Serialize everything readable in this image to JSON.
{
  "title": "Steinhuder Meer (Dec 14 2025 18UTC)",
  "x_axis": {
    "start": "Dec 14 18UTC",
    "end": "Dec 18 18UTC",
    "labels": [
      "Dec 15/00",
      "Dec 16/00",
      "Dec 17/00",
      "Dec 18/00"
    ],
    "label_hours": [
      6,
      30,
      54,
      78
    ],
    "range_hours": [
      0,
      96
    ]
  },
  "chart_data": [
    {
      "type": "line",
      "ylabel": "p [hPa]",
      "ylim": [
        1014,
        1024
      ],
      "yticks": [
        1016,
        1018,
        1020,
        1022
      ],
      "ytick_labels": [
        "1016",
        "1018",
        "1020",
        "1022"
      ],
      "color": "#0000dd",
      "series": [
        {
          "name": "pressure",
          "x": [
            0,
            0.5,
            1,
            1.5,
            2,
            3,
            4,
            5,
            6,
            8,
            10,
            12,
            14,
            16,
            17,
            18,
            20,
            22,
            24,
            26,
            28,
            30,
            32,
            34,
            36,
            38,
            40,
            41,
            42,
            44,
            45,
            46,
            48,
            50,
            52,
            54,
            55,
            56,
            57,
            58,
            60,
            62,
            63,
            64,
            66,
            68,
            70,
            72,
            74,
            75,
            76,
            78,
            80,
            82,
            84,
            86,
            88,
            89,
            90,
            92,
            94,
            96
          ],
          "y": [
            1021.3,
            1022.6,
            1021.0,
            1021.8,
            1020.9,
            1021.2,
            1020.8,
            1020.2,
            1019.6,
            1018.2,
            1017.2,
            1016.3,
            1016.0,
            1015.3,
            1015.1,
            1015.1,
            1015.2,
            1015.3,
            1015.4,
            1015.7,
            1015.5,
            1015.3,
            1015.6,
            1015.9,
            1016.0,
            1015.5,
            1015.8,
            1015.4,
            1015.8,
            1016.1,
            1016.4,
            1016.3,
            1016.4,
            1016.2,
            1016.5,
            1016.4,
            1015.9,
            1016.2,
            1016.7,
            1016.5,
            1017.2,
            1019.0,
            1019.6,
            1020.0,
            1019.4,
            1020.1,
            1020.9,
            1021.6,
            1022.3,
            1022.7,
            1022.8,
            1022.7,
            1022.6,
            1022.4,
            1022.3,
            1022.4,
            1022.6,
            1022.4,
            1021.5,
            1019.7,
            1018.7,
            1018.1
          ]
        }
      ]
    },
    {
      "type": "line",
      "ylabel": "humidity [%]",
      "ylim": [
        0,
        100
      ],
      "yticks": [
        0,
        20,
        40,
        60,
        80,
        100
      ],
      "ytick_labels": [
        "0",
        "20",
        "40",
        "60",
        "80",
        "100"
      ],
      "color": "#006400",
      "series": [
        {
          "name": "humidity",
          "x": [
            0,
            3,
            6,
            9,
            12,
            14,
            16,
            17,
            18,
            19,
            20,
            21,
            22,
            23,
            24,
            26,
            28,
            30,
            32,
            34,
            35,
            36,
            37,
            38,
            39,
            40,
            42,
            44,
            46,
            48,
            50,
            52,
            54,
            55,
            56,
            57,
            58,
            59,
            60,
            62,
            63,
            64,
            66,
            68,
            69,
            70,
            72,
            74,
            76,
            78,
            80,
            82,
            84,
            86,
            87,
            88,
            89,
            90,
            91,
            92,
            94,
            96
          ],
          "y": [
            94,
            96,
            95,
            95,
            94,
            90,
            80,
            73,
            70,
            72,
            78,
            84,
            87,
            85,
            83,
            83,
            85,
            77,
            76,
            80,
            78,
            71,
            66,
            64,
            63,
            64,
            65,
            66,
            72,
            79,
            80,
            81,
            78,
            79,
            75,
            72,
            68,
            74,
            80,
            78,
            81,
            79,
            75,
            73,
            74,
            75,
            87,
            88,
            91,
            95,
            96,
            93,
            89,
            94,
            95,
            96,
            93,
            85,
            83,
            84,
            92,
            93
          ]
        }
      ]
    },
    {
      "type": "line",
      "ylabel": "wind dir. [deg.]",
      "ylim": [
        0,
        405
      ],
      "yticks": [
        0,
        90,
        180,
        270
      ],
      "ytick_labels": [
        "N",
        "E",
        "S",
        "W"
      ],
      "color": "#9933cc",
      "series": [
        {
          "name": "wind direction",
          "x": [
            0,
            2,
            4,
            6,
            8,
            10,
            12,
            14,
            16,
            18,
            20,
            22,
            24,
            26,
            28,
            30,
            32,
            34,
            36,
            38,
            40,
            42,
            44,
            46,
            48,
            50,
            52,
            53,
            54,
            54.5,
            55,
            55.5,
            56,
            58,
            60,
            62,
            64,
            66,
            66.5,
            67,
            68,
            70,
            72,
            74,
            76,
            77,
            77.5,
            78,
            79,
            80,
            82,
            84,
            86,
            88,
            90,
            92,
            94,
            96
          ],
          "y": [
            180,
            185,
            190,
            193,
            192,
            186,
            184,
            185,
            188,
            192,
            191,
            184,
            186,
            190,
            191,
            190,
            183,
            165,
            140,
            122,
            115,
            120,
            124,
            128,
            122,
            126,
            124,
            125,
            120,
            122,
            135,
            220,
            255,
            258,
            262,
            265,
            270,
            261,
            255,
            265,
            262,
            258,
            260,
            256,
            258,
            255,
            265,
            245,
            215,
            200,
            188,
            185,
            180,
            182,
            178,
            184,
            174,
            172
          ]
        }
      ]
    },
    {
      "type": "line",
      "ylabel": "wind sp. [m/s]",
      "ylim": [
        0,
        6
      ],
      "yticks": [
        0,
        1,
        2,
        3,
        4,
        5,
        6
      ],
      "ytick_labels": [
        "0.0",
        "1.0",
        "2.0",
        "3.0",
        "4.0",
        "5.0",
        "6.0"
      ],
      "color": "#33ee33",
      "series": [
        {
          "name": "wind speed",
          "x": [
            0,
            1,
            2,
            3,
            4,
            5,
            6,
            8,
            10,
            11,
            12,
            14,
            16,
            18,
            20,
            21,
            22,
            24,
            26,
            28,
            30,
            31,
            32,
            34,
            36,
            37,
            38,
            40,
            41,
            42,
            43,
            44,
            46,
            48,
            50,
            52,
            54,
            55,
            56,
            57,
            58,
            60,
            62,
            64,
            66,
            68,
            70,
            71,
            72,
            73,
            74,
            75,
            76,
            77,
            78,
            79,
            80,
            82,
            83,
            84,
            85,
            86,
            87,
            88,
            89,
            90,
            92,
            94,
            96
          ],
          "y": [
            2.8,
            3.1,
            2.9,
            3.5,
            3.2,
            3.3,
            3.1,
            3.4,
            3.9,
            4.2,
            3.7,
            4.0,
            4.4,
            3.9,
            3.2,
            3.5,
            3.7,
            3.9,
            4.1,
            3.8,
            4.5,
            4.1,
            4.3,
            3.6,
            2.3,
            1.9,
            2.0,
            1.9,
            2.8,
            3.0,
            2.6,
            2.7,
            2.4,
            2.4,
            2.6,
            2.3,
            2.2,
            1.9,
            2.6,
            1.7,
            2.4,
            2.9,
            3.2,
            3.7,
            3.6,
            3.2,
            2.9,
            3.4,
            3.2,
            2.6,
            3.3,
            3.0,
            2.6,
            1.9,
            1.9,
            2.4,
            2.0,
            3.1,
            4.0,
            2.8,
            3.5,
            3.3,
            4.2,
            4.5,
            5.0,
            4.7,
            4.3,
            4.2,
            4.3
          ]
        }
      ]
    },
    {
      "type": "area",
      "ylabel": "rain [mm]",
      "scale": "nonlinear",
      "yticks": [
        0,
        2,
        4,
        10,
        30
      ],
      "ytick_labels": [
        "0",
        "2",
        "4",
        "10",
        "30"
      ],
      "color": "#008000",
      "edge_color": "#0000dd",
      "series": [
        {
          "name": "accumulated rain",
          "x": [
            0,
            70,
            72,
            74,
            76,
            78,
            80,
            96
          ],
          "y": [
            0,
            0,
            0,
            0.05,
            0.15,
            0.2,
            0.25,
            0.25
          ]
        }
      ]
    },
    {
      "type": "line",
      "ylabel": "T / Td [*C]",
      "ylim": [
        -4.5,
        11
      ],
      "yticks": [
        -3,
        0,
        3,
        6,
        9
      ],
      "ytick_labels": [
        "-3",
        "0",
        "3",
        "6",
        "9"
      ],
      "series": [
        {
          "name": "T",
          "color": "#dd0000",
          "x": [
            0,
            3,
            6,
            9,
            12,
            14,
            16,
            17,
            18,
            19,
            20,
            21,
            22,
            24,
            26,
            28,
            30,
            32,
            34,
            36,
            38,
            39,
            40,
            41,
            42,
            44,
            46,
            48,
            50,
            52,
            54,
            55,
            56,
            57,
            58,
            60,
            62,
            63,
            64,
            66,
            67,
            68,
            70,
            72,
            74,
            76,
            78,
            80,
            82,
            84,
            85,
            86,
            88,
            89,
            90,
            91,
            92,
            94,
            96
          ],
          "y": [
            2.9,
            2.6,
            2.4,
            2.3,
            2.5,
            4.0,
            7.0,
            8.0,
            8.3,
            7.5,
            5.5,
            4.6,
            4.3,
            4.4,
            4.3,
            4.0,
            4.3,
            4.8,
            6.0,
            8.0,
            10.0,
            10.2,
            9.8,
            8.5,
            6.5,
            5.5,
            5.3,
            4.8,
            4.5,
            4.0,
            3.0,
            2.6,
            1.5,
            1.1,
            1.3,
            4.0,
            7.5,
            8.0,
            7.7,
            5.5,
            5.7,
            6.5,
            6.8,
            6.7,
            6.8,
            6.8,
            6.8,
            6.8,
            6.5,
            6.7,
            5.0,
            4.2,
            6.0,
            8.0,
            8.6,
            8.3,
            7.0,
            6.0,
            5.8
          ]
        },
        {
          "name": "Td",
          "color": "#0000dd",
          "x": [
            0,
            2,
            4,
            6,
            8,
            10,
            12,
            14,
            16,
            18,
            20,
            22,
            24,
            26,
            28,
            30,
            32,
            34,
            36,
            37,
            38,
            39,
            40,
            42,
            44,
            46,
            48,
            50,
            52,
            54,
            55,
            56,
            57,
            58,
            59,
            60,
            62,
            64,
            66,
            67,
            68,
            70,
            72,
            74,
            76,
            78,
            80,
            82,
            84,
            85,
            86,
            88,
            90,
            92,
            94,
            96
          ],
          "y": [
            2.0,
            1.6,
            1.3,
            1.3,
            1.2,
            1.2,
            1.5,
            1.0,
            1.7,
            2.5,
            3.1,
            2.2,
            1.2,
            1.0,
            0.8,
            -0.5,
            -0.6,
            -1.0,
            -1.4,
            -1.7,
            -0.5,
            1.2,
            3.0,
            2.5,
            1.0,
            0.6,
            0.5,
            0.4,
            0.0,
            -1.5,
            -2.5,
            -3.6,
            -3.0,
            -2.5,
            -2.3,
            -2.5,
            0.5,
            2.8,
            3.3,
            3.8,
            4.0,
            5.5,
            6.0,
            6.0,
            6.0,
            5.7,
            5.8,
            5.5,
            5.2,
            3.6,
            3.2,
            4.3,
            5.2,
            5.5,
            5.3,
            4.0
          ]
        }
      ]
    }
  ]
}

**Exercise prompt:** Copy each line in the data that holds the word "ylabel".

**Problem solution:**
      "ylabel": "p [hPa]",
      "ylabel": "humidity [%]",
      "ylabel": "wind dir. [deg.]",
      "ylabel": "wind sp. [m/s]",
      "ylabel": "rain [mm]",
      "ylabel": "T / Td [*C]",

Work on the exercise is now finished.